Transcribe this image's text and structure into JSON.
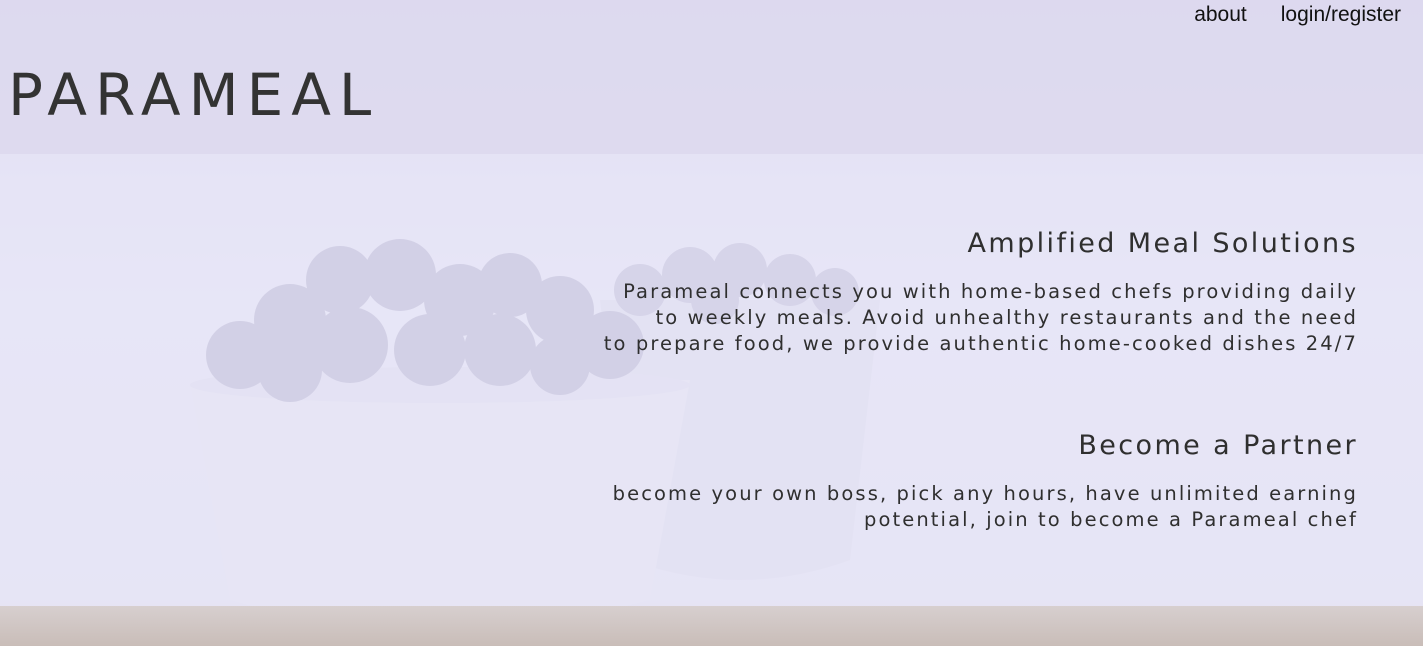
{
  "nav": {
    "about": "about",
    "login": "login/register"
  },
  "brand": {
    "logo": "PARAMEAL"
  },
  "sections": [
    {
      "title": "Amplified Meal Solutions",
      "lines": [
        "Parameal connects you with home-based chefs providing daily",
        "to weekly meals. Avoid unhealthy restaurants and the need",
        "to prepare food, we provide authentic home-cooked dishes 24/7"
      ]
    },
    {
      "title": "Become a Partner",
      "lines": [
        "become your own boss, pick any hours, have unlimited earning",
        "potential, join to become a Parameal chef"
      ]
    }
  ],
  "colors": {
    "header_bg": "#dedaf0",
    "panel_bg": "#e7e6f8",
    "text": "#333333"
  }
}
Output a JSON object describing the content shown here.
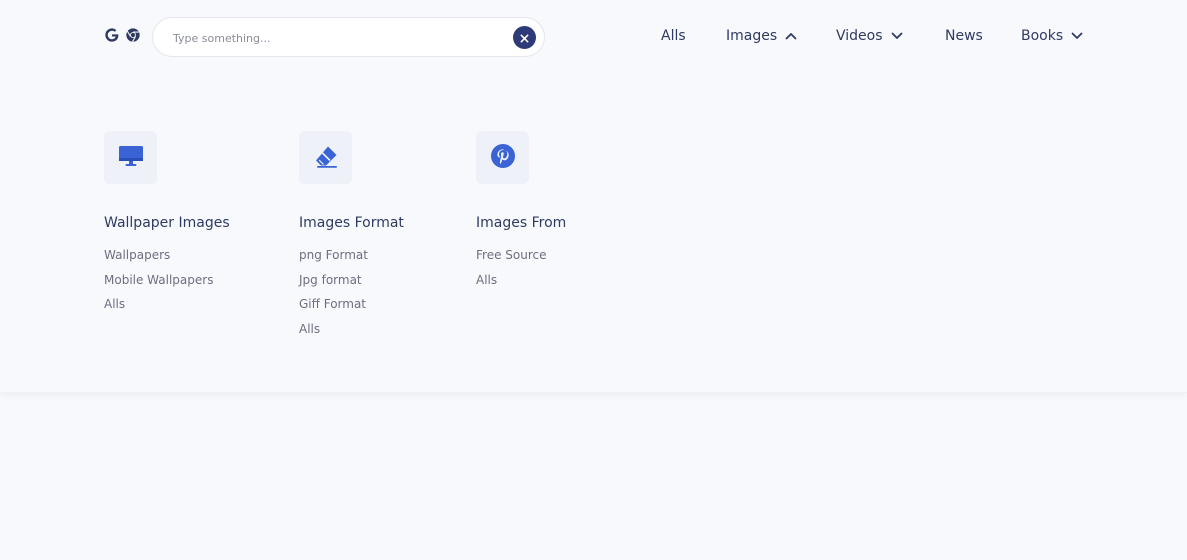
{
  "search": {
    "placeholder": "Type something..."
  },
  "logo_icons": [
    "google-icon",
    "chrome-icon"
  ],
  "nav": {
    "items": [
      {
        "label": "Alls",
        "chevron": null
      },
      {
        "label": "Images",
        "chevron": "chevron-up-icon"
      },
      {
        "label": "Videos",
        "chevron": "chevron-down-icon"
      },
      {
        "label": "News",
        "chevron": null
      },
      {
        "label": "Books",
        "chevron": "chevron-down-icon"
      }
    ]
  },
  "columns": [
    {
      "icon": "monitor-icon",
      "title": "Wallpaper Images",
      "links": [
        "Wallpapers",
        "Mobile Wallpapers",
        "Alls"
      ]
    },
    {
      "icon": "eraser-icon",
      "title": "Images Format",
      "links": [
        "png Format",
        "Jpg format",
        "Giff Format",
        "Alls"
      ]
    },
    {
      "icon": "pinterest-icon",
      "title": "Images From",
      "links": [
        "Free Source",
        "Alls"
      ]
    }
  ],
  "colors": {
    "accent": "#2f3a78",
    "icon_blue": "#3a63d6",
    "background": "#f8f9fd",
    "text_dark": "#2f3a63",
    "text_muted": "#6b6f80"
  }
}
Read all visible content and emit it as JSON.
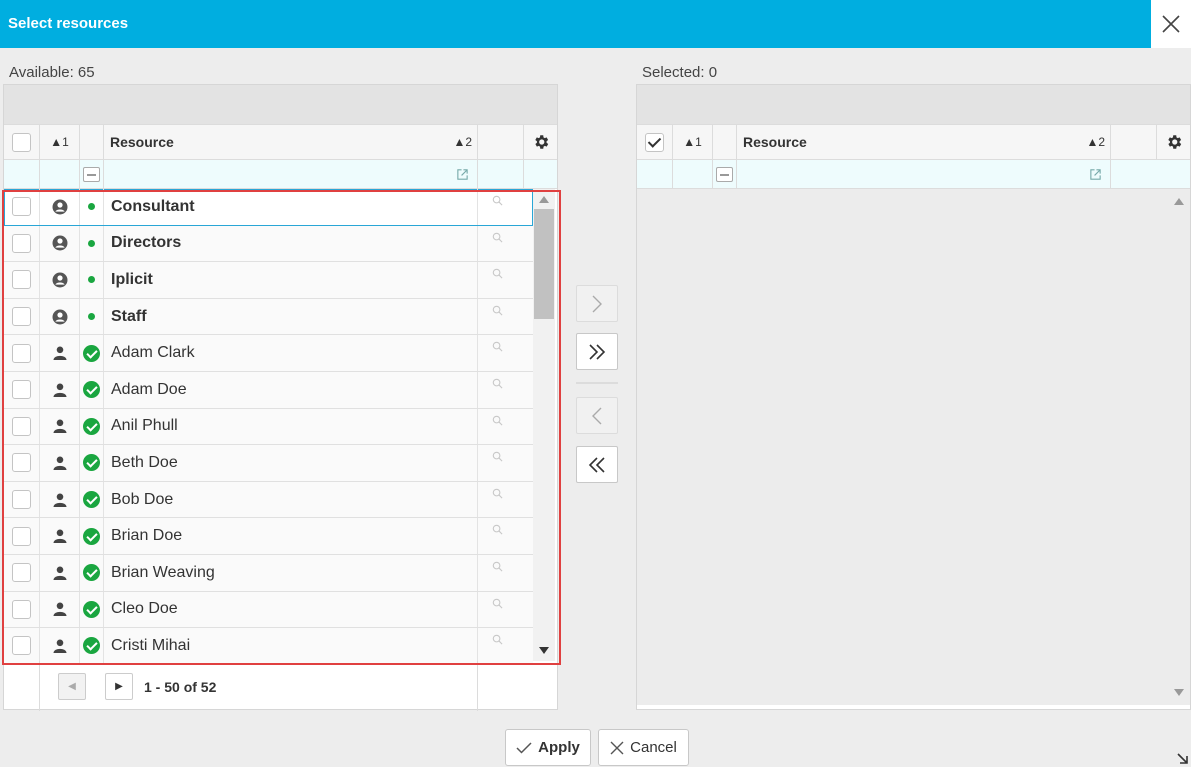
{
  "dialog": {
    "title": "Select resources",
    "close_icon": "close-icon"
  },
  "available": {
    "label": "Available: 65",
    "columns": {
      "sort1": "▲1",
      "resource": "Resource",
      "sort2": "▲2"
    },
    "rows": [
      {
        "name": "Consultant",
        "bold": true,
        "type": "group-icon",
        "status": "dot"
      },
      {
        "name": "Directors",
        "bold": true,
        "type": "group-icon",
        "status": "dot"
      },
      {
        "name": "Iplicit",
        "bold": true,
        "type": "group-icon",
        "status": "dot"
      },
      {
        "name": "Staff",
        "bold": true,
        "type": "group-icon",
        "status": "dot"
      },
      {
        "name": "Adam Clark",
        "bold": false,
        "type": "person-icon",
        "status": "check"
      },
      {
        "name": "Adam Doe",
        "bold": false,
        "type": "person-icon",
        "status": "check"
      },
      {
        "name": "Anil Phull",
        "bold": false,
        "type": "person-icon",
        "status": "check"
      },
      {
        "name": "Beth Doe",
        "bold": false,
        "type": "person-icon",
        "status": "check"
      },
      {
        "name": "Bob Doe",
        "bold": false,
        "type": "person-icon",
        "status": "check"
      },
      {
        "name": "Brian Doe",
        "bold": false,
        "type": "person-icon",
        "status": "check"
      },
      {
        "name": "Brian Weaving",
        "bold": false,
        "type": "person-icon",
        "status": "check"
      },
      {
        "name": "Cleo Doe",
        "bold": false,
        "type": "person-icon",
        "status": "check"
      },
      {
        "name": "Cristi Mihai",
        "bold": false,
        "type": "person-icon",
        "status": "check"
      }
    ],
    "pager_text": "1 - 50 of 52"
  },
  "selected": {
    "label": "Selected: 0",
    "columns": {
      "sort1": "▲1",
      "resource": "Resource",
      "sort2": "▲2"
    }
  },
  "footer": {
    "apply_label": "Apply",
    "cancel_label": "Cancel"
  },
  "colors": {
    "titlebar": "#00aee0",
    "status_green": "#1aa640",
    "highlight": "#e04040"
  }
}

• • •

_PROBLEM DETAILS_: Copy the records above exactly. The pictures are not part of the copy.

_OUTPUT FOR THIS EXERCISE_:
Transcribe this image's text and structure into JSON.
{
  "nav": {
    "about": "about",
    "login": "login/register"
  },
  "brand": {
    "logo": "PARAMEAL"
  },
  "sections": [
    {
      "title": "Amplified Meal Solutions",
      "lines": [
        "Parameal connects you with home-based chefs providing daily",
        "to weekly meals. Avoid unhealthy restaurants and the need",
        "to prepare food, we provide authentic home-cooked dishes 24/7"
      ]
    },
    {
      "title": "Become a Partner",
      "lines": [
        "become your own boss, pick any hours, have unlimited earning",
        "potential, join to become a Parameal chef"
      ]
    }
  ],
  "colors": {
    "header_bg": "#dedaf0",
    "panel_bg": "#e7e6f8",
    "text": "#333333"
  }
}
Output a JSON object describing the content shown here.
{
  "search": {
    "placeholder": "Type something..."
  },
  "logo_icons": [
    "google-icon",
    "chrome-icon"
  ],
  "nav": {
    "items": [
      {
        "label": "Alls",
        "chevron": null
      },
      {
        "label": "Images",
        "chevron": "chevron-up-icon"
      },
      {
        "label": "Videos",
        "chevron": "chevron-down-icon"
      },
      {
        "label": "News",
        "chevron": null
      },
      {
        "label": "Books",
        "chevron": "chevron-down-icon"
      }
    ]
  },
  "columns": [
    {
      "icon": "monitor-icon",
      "title": "Wallpaper Images",
      "links": [
        "Wallpapers",
        "Mobile Wallpapers",
        "Alls"
      ]
    },
    {
      "icon": "eraser-icon",
      "title": "Images Format",
      "links": [
        "png Format",
        "Jpg format",
        "Giff Format",
        "Alls"
      ]
    },
    {
      "icon": "pinterest-icon",
      "title": "Images From",
      "links": [
        "Free Source",
        "Alls"
      ]
    }
  ],
  "colors": {
    "accent": "#2f3a78",
    "icon_blue": "#3a63d6",
    "background": "#f8f9fd",
    "text_dark": "#2f3a63",
    "text_muted": "#6b6f80"
  }
}
Read all visible content and emit it as JSON.
{
  "dialog": {
    "title": "Select resources",
    "close_icon": "close-icon"
  },
  "available": {
    "label": "Available: 65",
    "columns": {
      "sort1": "▲1",
      "resource": "Resource",
      "sort2": "▲2"
    },
    "rows": [
      {
        "name": "Consultant",
        "bold": true,
        "type": "group-icon",
        "status": "dot"
      },
      {
        "name": "Directors",
        "bold": true,
        "type": "group-icon",
        "status": "dot"
      },
      {
        "name": "Iplicit",
        "bold": true,
        "type": "group-icon",
        "status": "dot"
      },
      {
        "name": "Staff",
        "bold": true,
        "type": "group-icon",
        "status": "dot"
      },
      {
        "name": "Adam Clark",
        "bold": false,
        "type": "person-icon",
        "status": "check"
      },
      {
        "name": "Adam Doe",
        "bold": false,
        "type": "person-icon",
        "status": "check"
      },
      {
        "name": "Anil Phull",
        "bold": false,
        "type": "person-icon",
        "status": "check"
      },
      {
        "name": "Beth Doe",
        "bold": false,
        "type": "person-icon",
        "status": "check"
      },
      {
        "name": "Bob Doe",
        "bold": false,
        "type": "person-icon",
        "status": "check"
      },
      {
        "name": "Brian Doe",
        "bold": false,
        "type": "person-icon",
        "status": "check"
      },
      {
        "name": "Brian Weaving",
        "bold": false,
        "type": "person-icon",
        "status": "check"
      },
      {
        "name": "Cleo Doe",
        "bold": false,
        "type": "person-icon",
        "status": "check"
      },
      {
        "name": "Cristi Mihai",
        "bold": false,
        "type": "person-icon",
        "status": "check"
      }
    ],
    "pager_text": "1 - 50 of 52"
  },
  "selected": {
    "label": "Selected: 0",
    "columns": {
      "sort1": "▲1",
      "resource": "Resource",
      "sort2": "▲2"
    }
  },
  "footer": {
    "apply_label": "Apply",
    "cancel_label": "Cancel"
  },
  "colors": {
    "titlebar": "#00aee0",
    "status_green": "#1aa640",
    "highlight": "#e04040"
  }
}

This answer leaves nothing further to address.